Provided text:

○ ○ ○ ○

From a majority of the posters here, I can see that people are worried about the safety of Enzo. 

However, (not meaning to sound rude here) but I know my dog. The two are never alone together, and I know Scrappy would never go after Enzo. 

I will, however, stop trying to bond them and allow them to simply tolerate one another as one poster said above.


----------



## rivx (Mar 3, 2017)

I know its been said, but I've heard that before. 
I've seen far too many people say 'I know my dog' and end up losing a bird because of it -- it happened to me once with a pet chicken of mine. My dog is six years old, laid back and never went after anything.
Until she did. 
Its your decision of course, but please be very cautious.


----------



## Vickitiel (Oct 10, 2012)

A situation like this rarely ever ends well. You can't train instinct out of a predator. Keeping them separate from each other, especially during your 'tiels out-of-cage time, is the best thing for him.


----------



## roxy culver (May 27, 2010)

> However, (not meaning to sound rude here) but I know my dog. The two are never alone together, and I know Scrappy would never go after Enzo.


Everyone thinks they know their dog until that prey drive kicks in. Case in point...my husky. Most laid back dog you'd ever meet, everyone always wants their dogs to play with her. When I kept my brother in law's 'keets for him, my husband was cleaning their room one day and she wandered in (he forgot to close the door). She didn't get aggressive, she just picked up one of the birds and brought it to my hubby. Bird died in her mouth of a heart attack.

Another example....my sister's pitbull. Used to be chained up outside during the day, until the day she broke the chain. Then, for three weeks, they didn't bother to chain her up because she stayed on their porch and was so calm. Until the day she ran across the road in 55mph traffic and got hit by a car.

Extreme, yes. But I just want to make sure I get my point across. Mixing prey and predators does not work, you can not overcome that instinct in them. No matter how laid back and sweet your dog is, all it takes is one time for them to get a hold of your bird and that's the end of it. Better to keep them apart and only have the bird out when the dog is locked up, and vice versa.


----------



## jizzjim (May 12, 2017)

I think it could work if you was to leave the cage where you keep the dogs and obviously high up and in a safe place so they wouldn't be able to get to it whilst you was at work etc then they would build a mutual understanding and get to know each other. The key would be for you not to be present whilst they are together. I completely understand what people are saying that they are predators and birds are prey but this is a domestic dog not a wild wolf. I have a dog and hes the softest dog ever and i know 100% i could trust him. I cant speak for your dogs and tell you the truth i dont trust little dogs, don't ask me why haha. Im just trying to help, so i you really feel the need to have them together that's the best way to start :yes:. oh and one more thing the dogs will start to see the bird as company and a friend rather than a bird.


----------



## Nimra (Aug 4, 2014)

○ ○ ○ ○

Task list:
[1] In the forum thread, what happened to the sister's pitbull when she ran across the road?
[2] From the entries, return unchanged the lines that begin at the one containing "inset-segments-spinner[interactable]: 0 (630, 360, 686, 369)" and stop after the one containing "modifier-list-dropdown[interactable]: Modifier List".
The forum thread and the entries are separate, unrelated material.

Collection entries
○ ○ ○ ○

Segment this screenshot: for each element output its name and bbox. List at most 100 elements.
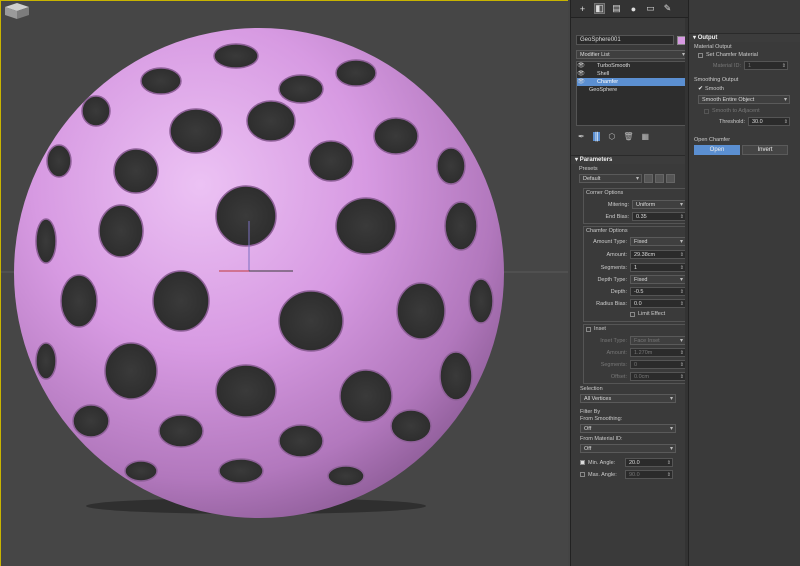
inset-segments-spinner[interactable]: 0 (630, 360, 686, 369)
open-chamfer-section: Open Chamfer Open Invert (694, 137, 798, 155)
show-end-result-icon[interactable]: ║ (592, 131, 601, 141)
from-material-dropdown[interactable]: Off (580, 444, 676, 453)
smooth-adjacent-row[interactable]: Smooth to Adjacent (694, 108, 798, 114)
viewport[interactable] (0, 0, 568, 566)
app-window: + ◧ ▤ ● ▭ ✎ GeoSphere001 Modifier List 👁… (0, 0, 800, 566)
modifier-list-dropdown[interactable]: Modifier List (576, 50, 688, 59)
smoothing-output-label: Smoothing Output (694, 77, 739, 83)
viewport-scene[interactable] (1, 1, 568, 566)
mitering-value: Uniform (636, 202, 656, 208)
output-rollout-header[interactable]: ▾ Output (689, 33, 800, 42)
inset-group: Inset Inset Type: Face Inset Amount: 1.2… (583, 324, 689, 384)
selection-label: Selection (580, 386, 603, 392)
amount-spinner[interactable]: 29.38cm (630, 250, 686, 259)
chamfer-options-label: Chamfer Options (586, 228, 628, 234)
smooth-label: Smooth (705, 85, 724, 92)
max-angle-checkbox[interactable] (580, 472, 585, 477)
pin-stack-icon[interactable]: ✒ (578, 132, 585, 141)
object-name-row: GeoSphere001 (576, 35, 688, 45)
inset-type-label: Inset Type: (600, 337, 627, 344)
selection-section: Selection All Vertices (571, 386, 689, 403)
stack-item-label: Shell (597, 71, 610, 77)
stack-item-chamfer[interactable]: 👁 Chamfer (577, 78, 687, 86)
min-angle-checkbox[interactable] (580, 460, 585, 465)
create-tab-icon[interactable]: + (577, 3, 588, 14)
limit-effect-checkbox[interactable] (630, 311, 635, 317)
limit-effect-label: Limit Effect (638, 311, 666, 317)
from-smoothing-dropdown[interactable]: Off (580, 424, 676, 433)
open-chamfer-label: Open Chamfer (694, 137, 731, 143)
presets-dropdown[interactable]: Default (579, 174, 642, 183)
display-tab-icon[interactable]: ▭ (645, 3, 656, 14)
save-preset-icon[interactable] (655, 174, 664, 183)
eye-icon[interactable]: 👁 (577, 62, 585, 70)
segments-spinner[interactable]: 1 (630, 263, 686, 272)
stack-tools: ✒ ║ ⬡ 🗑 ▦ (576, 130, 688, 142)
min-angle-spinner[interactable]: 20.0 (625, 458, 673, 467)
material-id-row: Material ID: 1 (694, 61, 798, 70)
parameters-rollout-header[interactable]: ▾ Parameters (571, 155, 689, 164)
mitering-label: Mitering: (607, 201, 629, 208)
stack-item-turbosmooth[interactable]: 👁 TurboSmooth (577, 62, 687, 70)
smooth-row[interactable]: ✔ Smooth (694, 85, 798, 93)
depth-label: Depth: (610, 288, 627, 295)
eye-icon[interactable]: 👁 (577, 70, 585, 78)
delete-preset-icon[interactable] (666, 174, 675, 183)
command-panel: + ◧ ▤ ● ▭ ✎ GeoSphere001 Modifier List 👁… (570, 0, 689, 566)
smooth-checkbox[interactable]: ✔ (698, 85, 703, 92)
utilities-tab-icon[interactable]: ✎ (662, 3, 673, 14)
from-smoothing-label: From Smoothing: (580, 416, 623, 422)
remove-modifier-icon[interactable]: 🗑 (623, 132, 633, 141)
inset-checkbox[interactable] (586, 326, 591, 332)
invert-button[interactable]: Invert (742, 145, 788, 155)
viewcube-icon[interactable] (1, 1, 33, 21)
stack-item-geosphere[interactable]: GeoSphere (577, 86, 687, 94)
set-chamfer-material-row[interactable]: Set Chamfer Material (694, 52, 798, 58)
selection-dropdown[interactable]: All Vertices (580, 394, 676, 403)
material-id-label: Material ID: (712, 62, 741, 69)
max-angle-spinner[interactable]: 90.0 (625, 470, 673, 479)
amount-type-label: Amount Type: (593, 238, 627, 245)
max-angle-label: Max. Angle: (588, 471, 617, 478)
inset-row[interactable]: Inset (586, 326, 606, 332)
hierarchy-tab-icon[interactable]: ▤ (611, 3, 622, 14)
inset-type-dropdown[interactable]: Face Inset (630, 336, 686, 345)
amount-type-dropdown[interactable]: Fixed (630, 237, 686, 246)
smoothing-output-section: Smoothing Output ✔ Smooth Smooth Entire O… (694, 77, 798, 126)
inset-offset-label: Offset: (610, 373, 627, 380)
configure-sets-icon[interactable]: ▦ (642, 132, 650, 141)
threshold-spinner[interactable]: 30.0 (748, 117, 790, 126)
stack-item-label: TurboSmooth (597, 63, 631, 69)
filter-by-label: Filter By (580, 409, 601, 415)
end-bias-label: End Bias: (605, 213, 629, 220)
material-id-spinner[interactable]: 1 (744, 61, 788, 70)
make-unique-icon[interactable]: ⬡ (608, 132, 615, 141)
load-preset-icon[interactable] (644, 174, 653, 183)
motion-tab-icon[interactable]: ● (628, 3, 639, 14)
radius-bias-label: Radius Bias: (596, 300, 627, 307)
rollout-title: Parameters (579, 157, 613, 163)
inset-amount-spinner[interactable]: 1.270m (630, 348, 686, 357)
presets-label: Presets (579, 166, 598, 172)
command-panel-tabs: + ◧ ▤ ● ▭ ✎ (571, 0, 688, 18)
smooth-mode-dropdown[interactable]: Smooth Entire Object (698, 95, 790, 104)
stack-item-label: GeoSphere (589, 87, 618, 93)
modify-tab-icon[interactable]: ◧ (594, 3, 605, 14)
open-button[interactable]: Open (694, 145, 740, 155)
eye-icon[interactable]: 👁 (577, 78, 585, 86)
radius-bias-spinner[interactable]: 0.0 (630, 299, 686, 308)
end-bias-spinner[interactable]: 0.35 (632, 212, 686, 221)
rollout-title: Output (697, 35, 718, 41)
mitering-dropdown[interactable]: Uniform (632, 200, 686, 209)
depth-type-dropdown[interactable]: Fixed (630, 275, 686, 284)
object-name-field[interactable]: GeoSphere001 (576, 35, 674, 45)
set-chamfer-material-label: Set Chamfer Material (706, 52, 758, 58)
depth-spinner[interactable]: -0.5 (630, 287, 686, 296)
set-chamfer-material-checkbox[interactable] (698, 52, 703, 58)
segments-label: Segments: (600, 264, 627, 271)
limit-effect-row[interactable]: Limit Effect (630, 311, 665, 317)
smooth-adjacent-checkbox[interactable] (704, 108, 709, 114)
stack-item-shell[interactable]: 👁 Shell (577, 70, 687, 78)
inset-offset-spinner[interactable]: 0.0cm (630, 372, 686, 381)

○ ○ ○ ○

Responses for each task:
[1] She got hit by a car in 55mph traffic.

[2]
inset-segments-spinner[interactable]: 0 (630, 360, 686, 369)
open-chamfer-section: Open Chamfer Open Invert (694, 137, 798, 155)
show-end-result-icon[interactable]: ║ (592, 131, 601, 141)
from-material-dropdown[interactable]: Off (580, 444, 676, 453)
smooth-adjacent-row[interactable]: Smooth to Adjacent (694, 108, 798, 114)
viewport[interactable] (0, 0, 568, 566)
app-window: + ◧ ▤ ● ▭ ✎ GeoSphere001 Modifier List 👁… (0, 0, 800, 566)
modifier-list-dropdown[interactable]: Modifier List (576, 50, 688, 59)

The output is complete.